## Goal
Copy the records from the line with "x-tick-label: 19-dic. <box>161" to the line with "x-tick-label: 20-ene. <box>342", swapping "y-tick-label" for "y-axis-label" and leaving everything else unchanged.

## Records shown
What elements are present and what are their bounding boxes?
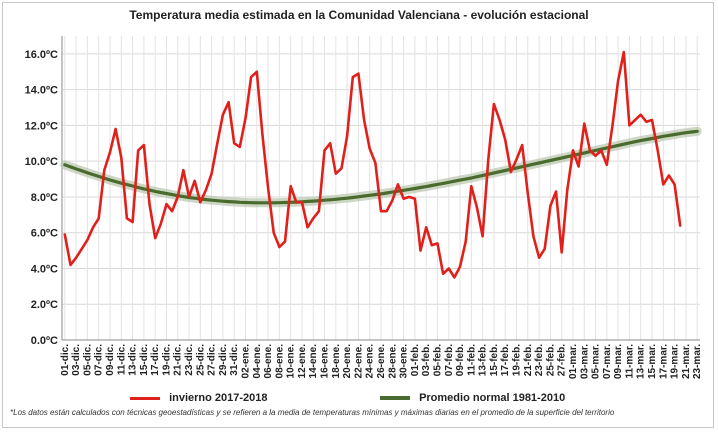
x-tick-label: 19-dic. <box>161 344 172 376</box>
x-tick-label: 03-mar. <box>579 344 590 379</box>
x-tick-label: 01-mar. <box>568 344 579 379</box>
x-tick-label: 21-dic. <box>173 344 184 376</box>
x-tick-label: 05-dic. <box>82 344 93 376</box>
y-tick-label: 8.0ºC <box>31 192 58 204</box>
x-tick-label: 14-ene. <box>308 344 319 379</box>
y-tick-label: 4.0ºC <box>31 263 58 275</box>
x-tick-label: 16-ene. <box>320 344 331 379</box>
footnote: *Los datos están calculados con técnicas… <box>10 408 615 417</box>
x-tick-label: 30-ene. <box>399 344 410 379</box>
x-tick-label: 15-feb. <box>489 344 500 376</box>
x-tick-label: 12-ene. <box>297 344 308 379</box>
series-line-invierno <box>63 50 682 279</box>
y-tick-label: 10.0ºC <box>25 156 58 168</box>
x-tick-label: 21-feb. <box>523 344 534 376</box>
x-tick-label: 09-mar. <box>613 344 624 379</box>
x-tick-label: 08-ene. <box>274 344 285 379</box>
x-tick-label: 20-ene. <box>342 344 353 379</box>
x-tick-label: 21-mar. <box>681 344 692 379</box>
x-tick-label: 23-feb. <box>534 344 545 376</box>
x-tick-label: 09-dic. <box>105 344 116 376</box>
x-tick-label: 25-feb. <box>545 344 556 376</box>
x-tick-label: 09-feb. <box>455 344 466 376</box>
x-tick-label: 13-feb. <box>478 344 489 376</box>
x-tick-label: 07-feb. <box>444 344 455 376</box>
x-tick-label: 11-feb. <box>466 344 477 376</box>
grid-lines <box>62 36 700 341</box>
x-tick-label: 05-mar. <box>591 344 602 379</box>
x-tick-label: 22-ene. <box>353 344 364 379</box>
x-tick-label: 24-ene. <box>365 344 376 379</box>
x-tick-label: 29-dic. <box>218 344 229 376</box>
x-tick-label: 28-ene. <box>387 344 398 379</box>
x-tick-label: 07-dic. <box>94 344 105 376</box>
x-tick-label: 10-ene. <box>286 344 297 379</box>
x-tick-label: 25-dic. <box>195 344 206 376</box>
x-tick-label: 05-feb. <box>432 344 443 376</box>
x-tick-label: 27-feb. <box>557 344 568 376</box>
x-tick-label: 03-dic. <box>71 344 82 376</box>
x-tick-label: 07-mar. <box>602 344 613 379</box>
series-lines <box>60 50 702 279</box>
x-tick-label: 26-ene. <box>376 344 387 379</box>
y-tick-label: 14.0ºC <box>25 85 58 97</box>
x-tick-label: 17-feb. <box>500 344 511 376</box>
x-tick-label: 04-ene. <box>252 344 263 379</box>
legend-swatch-promedio <box>380 396 410 401</box>
x-tick-label: 19-feb. <box>512 344 523 376</box>
legend-swatch-invierno <box>130 396 160 400</box>
legend-label-promedio: Promedio normal 1981-2010 <box>419 392 566 404</box>
x-tick-label: 23-dic. <box>184 344 195 376</box>
x-tick-label: 11-dic. <box>116 344 127 375</box>
x-tick-label: 15-dic. <box>139 344 150 376</box>
x-axis-ticks: 01-dic. 03-dic. 05-dic. 07-dic. 09-dic. 11-di… <box>60 344 703 379</box>
y-tick-label: 2.0ºC <box>31 299 58 311</box>
y-tick-label: 16.0ºC <box>25 49 58 61</box>
x-tick-label: 13-dic. <box>128 344 139 376</box>
x-tick-label: 02-ene. <box>240 344 251 379</box>
legend-item-promedio: Promedio normal 1981-2010 <box>380 392 565 404</box>
x-tick-label: 27-dic. <box>207 344 218 376</box>
x-tick-label: 03-feb. <box>421 344 432 376</box>
y-axis-ticks: 0.0ºC 2.0ºC 4.0ºC 6.0ºC 8.0ºC 10.0ºC 12.0ºC 14.… <box>25 49 58 347</box>
x-tick-label: 06-ene. <box>263 344 274 379</box>
legend-item-invierno: invierno 2017-2018 <box>130 392 268 404</box>
x-tick-label: 01-dic. <box>60 344 71 376</box>
x-tick-label: 01-feb. <box>410 344 421 376</box>
x-tick-label: 19-mar. <box>670 344 681 379</box>
x-tick-label: 17-mar. <box>658 344 669 379</box>
legend-label-invierno: invierno 2017-2018 <box>169 392 268 404</box>
x-tick-label: 17-dic. <box>150 344 161 376</box>
x-tick-label: 13-mar. <box>636 344 647 379</box>
y-tick-label: 12.0ºC <box>25 120 58 132</box>
x-tick-label: 31-dic. <box>229 344 240 376</box>
x-tick-label: 18-ene. <box>331 344 342 379</box>
x-tick-label: 23-mar. <box>692 344 703 379</box>
chart-title: Temperatura media estimada en la Comunid… <box>129 8 589 22</box>
y-tick-label: 6.0ºC <box>31 228 58 240</box>
x-tick-label: 11-mar. <box>624 344 635 379</box>
y-tick-label: 0.0ºC <box>31 335 58 347</box>
x-tick-label: 15-mar. <box>647 344 658 379</box>
axes <box>61 36 700 341</box>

## The result
x-tick-label: 19-dic. <box>161 344 172 376</box>
x-tick-label: 03-mar. <box>579 344 590 379</box>
x-tick-label: 01-mar. <box>568 344 579 379</box>
x-tick-label: 21-dic. <box>173 344 184 376</box>
x-tick-label: 05-dic. <box>82 344 93 376</box>
y-axis-label: 8.0ºC <box>31 192 58 204</box>
x-tick-label: 14-ene. <box>308 344 319 379</box>
y-axis-label: 4.0ºC <box>31 263 58 275</box>
x-tick-label: 16-ene. <box>320 344 331 379</box>
footnote: *Los datos están calculados con técnicas… <box>10 408 615 417</box>
x-tick-label: 30-ene. <box>399 344 410 379</box>
x-tick-label: 15-feb. <box>489 344 500 376</box>
x-tick-label: 12-ene. <box>297 344 308 379</box>
series-line-invierno <box>63 50 682 279</box>
y-axis-label: 10.0ºC <box>25 156 58 168</box>
x-tick-label: 21-feb. <box>523 344 534 376</box>
x-tick-label: 09-mar. <box>613 344 624 379</box>
x-tick-label: 08-ene. <box>274 344 285 379</box>
x-tick-label: 20-ene. <box>342 344 353 379</box>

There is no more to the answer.